▸ TEXTE FOURNI:
+===+

Pourquoi le Procureur de la CPI a eu besoin de 19 mois avant de se rendre compte que le dossier de Mokome était vide et ne permettait pas de le poursuivre devant la CPI ?

Quant à la possibilité d’une extradition, la RCA veut effectivement obtenir l’extradition de Mokome, pour qu’il purge sa sentence au terme d’un procès inéquitable.

Par contre, il reste a voir si compte tenu des risques courus par Mokome, de procès inéquitable, voire, pire, de mauvais traitement ou de torture, si la CPI acceptera de le livrer, pieds et poings liés, à ces ennemis pour qu’on lui fasse un procès qui a tout de politique et rien de judiciaire.

 

CNC :  Depuis 2021, la République centrafricaine a été le théâtre de violences massives et impitoyables, commises par les mercenaires du groupe Wagner et les milices armées du pouvoir. Cependant, le Vice-procureur a fait référence à la clôture des dossiers de la CPI en République centrafricaine.

Ces violences, perpétrées par les mercenaires du groupe Wagner en République centrafricaine, ont été dénoncées, mais ils ne peuvent pas être poursuivis devant les juridictions du pays, en raison de leur emprise sur le pouvoir actuel. Comment une telle déclaration pourrait influencer la position de la CPI vis-à-vis de ces crimes ?

 

Philippe Rochelle :  Il est inacceptable que le Procureur de la CPI baisse les bras devant les crimes qui continuent d’être commis en RCA. Qu’il s’agisse non seulement de Wagner, mais également du gouvernement rwandais ou des Requins, les exactions, les meurtres, la violence et les pillages de toute sorte continuent, avec la bénédiction et le patronage des autorités centrafricaines. Plutôt que de laisser entendre qu’il ne laisserait pas de tels crimes impunis, le Procureur de la CPI choisit de s’allier avec les autorités centrafricaines, dont la responsabilité dans ces crimes mériterait d’être enquêtée. La position de la CPI devient donc intenable, elle devient par de tels accords de coopération un complice passif de la commission de ces crimes.

 

CNC :  Le Vice-procureur a annoncé la signature d’un mémorandum d’entente visant à renforcer la coopération entre la CPI et les autorités centrafricaines. Comme tout le monde le sait, le pays est sous l’emprise du groupe Wagner. Comment pensez-vous qu’un tel accord puisse fonctionner sans abuser de la CPI ? Pouvez-vous nous donner votre avis sur ces accords ?

+===+

▸ LIGNES FOURNIES:
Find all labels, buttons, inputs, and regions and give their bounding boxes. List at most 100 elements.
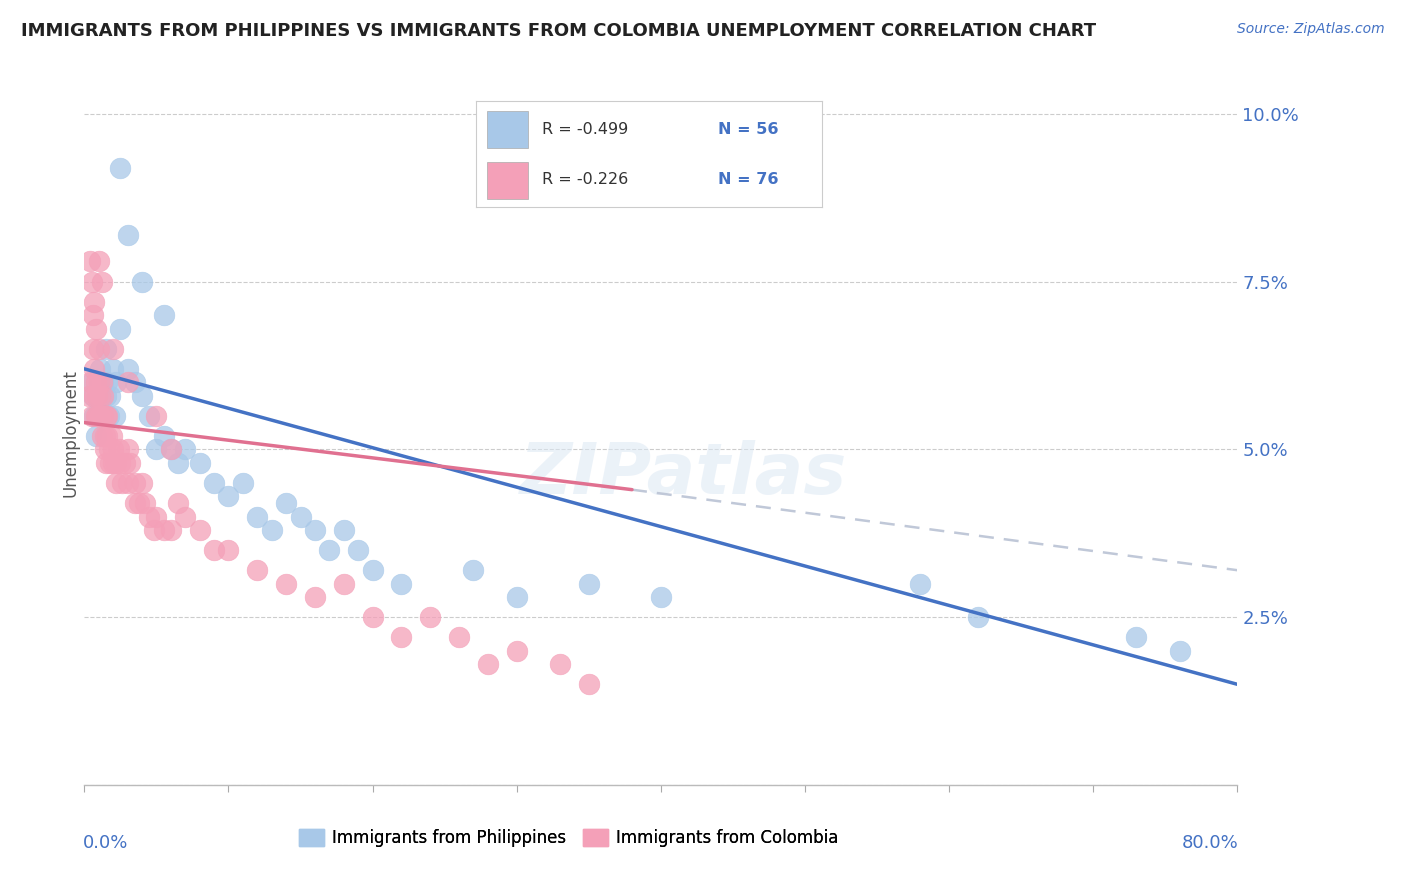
Point [361, 610, 384, 624]
Point [83, 409, 105, 423]
Point [82, 342, 104, 356]
Point [419, 610, 441, 624]
Point [202, 543, 225, 558]
Point [124, 496, 146, 510]
Point [90, 389, 112, 403]
Point [188, 456, 211, 470]
Text: Source: ZipAtlas.com: Source: ZipAtlas.com [1237, 22, 1385, 37]
Point [276, 496, 298, 510]
Point [84, 409, 107, 423]
Point [87, 376, 110, 390]
Point [79, 254, 101, 268]
Point [86, 389, 108, 403]
Point [138, 409, 160, 423]
Point [110, 321, 132, 335]
Point [82, 389, 104, 403]
Point [202, 475, 225, 490]
Point [93, 442, 115, 457]
Point [333, 576, 356, 591]
Point [167, 496, 190, 510]
Point [89, 409, 111, 423]
Point [463, 563, 485, 577]
Point [650, 590, 672, 604]
Point [1168, 644, 1191, 658]
Point [391, 630, 413, 644]
Point [145, 442, 167, 457]
Point [117, 362, 139, 376]
Point [276, 576, 298, 591]
Point [117, 376, 139, 390]
Point [218, 489, 240, 503]
Point [100, 429, 122, 443]
Point [91, 409, 114, 423]
Point [82, 308, 104, 322]
Text: 0.0%: 0.0% [83, 834, 128, 852]
Point [188, 523, 211, 537]
Point [506, 644, 529, 658]
Point [94, 409, 117, 423]
Point [174, 509, 197, 524]
Point [1125, 630, 1147, 644]
Point [578, 677, 600, 691]
Legend: Immigrants from Philippines, Immigrants from Colombia: Immigrants from Philippines, Immigrants … [292, 822, 845, 855]
Point [96, 429, 118, 443]
Point [145, 409, 167, 423]
Point [304, 523, 326, 537]
Point [160, 442, 183, 457]
Point [347, 543, 370, 558]
Point [506, 590, 529, 604]
Point [449, 630, 471, 644]
Point [91, 389, 114, 403]
Point [90, 429, 112, 443]
Point [134, 496, 156, 510]
Point [80, 275, 103, 289]
Point [91, 376, 114, 390]
Point [152, 523, 174, 537]
Point [138, 509, 160, 524]
Point [967, 610, 990, 624]
Point [232, 475, 254, 490]
Point [104, 409, 127, 423]
Point [361, 563, 384, 577]
Point [80, 376, 103, 390]
Point [131, 275, 153, 289]
Y-axis label: Unemployment: Unemployment [62, 368, 80, 497]
Point [80, 409, 103, 423]
Point [246, 563, 269, 577]
Point [87, 342, 110, 356]
Point [160, 442, 183, 457]
Point [105, 376, 128, 390]
Point [110, 161, 132, 175]
Point [87, 376, 110, 390]
Point [89, 389, 111, 403]
Point [578, 576, 600, 591]
Point [477, 657, 499, 672]
Point [87, 254, 110, 268]
Point [84, 376, 107, 390]
Point [105, 475, 128, 490]
Point [96, 409, 118, 423]
Point [103, 362, 124, 376]
Point [124, 376, 146, 390]
Point [83, 389, 105, 403]
Point [93, 429, 115, 443]
Point [79, 376, 101, 390]
Point [174, 442, 197, 457]
Point [167, 456, 190, 470]
Point [87, 409, 110, 423]
Point [128, 496, 150, 510]
Point [93, 409, 115, 423]
Point [114, 456, 136, 470]
Text: IMMIGRANTS FROM PHILIPPINES VS IMMIGRANTS FROM COLOMBIA UNEMPLOYMENT CORRELATION: IMMIGRANTS FROM PHILIPPINES VS IMMIGRANT… [21, 22, 1097, 40]
Point [131, 475, 153, 490]
Point [77, 389, 100, 403]
Point [110, 456, 132, 470]
Point [105, 456, 128, 470]
Point [83, 362, 105, 376]
Point [910, 576, 932, 591]
Point [391, 576, 413, 591]
Point [131, 389, 153, 403]
Point [96, 376, 118, 390]
Point [97, 442, 120, 457]
Point [142, 523, 165, 537]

+===+

▸ CONSIGNE:
D'après l'entretien, répondez brièvement :
(a) Dans quel but la RCA veut-elle obtenir l'extradition de Mokome ?
(b) Depuis quelle année, selon CNC, la République centrafricaine est-elle le théâtre de violences massives ?
(c) Quelle signature le Vice-procureur a-t-il annoncée ?
Les lignes n'ont aucun rôle dans cet exercice.

▸ RÉPONSE ATTENDUE:
(a) Pour qu'il purge sa sentence au terme d'un procès inéquitable.
(b) Depuis 2021.
(c) Celle d'un mémorandum d'entente visant à renforcer la coopération entre la CPI et les autorités centrafricaines.